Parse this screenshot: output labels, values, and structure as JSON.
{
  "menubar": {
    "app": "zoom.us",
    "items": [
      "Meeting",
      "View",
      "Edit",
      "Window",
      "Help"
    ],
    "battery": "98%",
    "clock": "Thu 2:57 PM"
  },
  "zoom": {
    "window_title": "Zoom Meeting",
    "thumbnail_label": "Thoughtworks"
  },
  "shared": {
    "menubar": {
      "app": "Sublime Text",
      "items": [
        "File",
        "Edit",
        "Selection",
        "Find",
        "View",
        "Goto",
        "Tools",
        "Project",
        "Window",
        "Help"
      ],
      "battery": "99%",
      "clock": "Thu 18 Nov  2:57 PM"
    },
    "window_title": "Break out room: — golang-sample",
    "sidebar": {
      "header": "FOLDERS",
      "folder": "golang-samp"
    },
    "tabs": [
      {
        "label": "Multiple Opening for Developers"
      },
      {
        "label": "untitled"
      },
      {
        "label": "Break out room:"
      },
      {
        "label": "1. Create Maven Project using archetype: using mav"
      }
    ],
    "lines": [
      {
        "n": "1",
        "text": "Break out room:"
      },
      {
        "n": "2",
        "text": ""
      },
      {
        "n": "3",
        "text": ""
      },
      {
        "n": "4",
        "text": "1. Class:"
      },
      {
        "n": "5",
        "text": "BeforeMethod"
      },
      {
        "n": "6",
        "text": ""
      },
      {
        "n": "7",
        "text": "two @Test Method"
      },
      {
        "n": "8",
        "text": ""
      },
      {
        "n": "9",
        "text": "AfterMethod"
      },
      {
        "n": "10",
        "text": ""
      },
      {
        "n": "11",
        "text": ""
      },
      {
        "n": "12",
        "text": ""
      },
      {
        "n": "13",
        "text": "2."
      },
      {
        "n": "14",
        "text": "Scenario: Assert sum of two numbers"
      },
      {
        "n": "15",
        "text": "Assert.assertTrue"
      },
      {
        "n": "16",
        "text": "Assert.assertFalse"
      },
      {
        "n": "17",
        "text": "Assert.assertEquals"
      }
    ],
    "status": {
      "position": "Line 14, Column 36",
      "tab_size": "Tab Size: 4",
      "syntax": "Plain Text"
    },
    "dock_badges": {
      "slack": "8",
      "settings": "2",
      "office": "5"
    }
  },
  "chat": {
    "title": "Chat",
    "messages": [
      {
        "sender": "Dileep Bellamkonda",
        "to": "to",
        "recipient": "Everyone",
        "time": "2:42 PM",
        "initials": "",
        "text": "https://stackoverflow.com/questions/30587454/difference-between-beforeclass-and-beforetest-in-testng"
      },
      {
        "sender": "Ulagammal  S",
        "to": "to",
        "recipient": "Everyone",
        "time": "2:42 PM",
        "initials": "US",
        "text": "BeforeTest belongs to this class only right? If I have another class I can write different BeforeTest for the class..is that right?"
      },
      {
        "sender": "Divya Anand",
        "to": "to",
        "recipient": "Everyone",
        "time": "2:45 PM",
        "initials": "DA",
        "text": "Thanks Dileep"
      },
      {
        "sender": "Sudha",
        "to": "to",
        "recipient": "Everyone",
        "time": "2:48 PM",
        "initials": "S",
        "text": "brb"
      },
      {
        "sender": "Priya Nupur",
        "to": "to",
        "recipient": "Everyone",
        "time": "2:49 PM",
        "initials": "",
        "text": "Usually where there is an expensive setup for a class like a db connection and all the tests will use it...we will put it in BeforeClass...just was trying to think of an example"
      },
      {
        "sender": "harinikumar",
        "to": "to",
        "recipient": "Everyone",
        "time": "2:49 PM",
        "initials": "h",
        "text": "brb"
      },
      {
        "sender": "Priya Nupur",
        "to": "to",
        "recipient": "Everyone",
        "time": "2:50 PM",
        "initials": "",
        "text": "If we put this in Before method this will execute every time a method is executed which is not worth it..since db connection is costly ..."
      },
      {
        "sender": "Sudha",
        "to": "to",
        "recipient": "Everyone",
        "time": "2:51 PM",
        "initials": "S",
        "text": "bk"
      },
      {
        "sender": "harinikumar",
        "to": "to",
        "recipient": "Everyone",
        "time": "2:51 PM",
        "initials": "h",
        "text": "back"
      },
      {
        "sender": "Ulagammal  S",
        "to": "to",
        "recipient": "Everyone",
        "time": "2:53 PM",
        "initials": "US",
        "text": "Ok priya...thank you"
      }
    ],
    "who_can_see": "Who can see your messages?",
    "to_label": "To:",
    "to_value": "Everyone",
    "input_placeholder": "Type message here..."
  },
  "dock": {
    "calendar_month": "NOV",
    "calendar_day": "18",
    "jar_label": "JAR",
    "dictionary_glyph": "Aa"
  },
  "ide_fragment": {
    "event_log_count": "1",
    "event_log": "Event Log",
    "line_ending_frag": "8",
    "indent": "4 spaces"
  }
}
+--
**Stated task**: Copy out all lines that carry the word "connection".

**Answer**:
        "text": "Usually where there is an expensive setup for a class like a db connection and all the tests will use it...we will put it in BeforeClass...just was trying to think of an example"
        "text": "If we put this in Before method this will execute every time a method is executed which is not worth it..since db connection is costly ..."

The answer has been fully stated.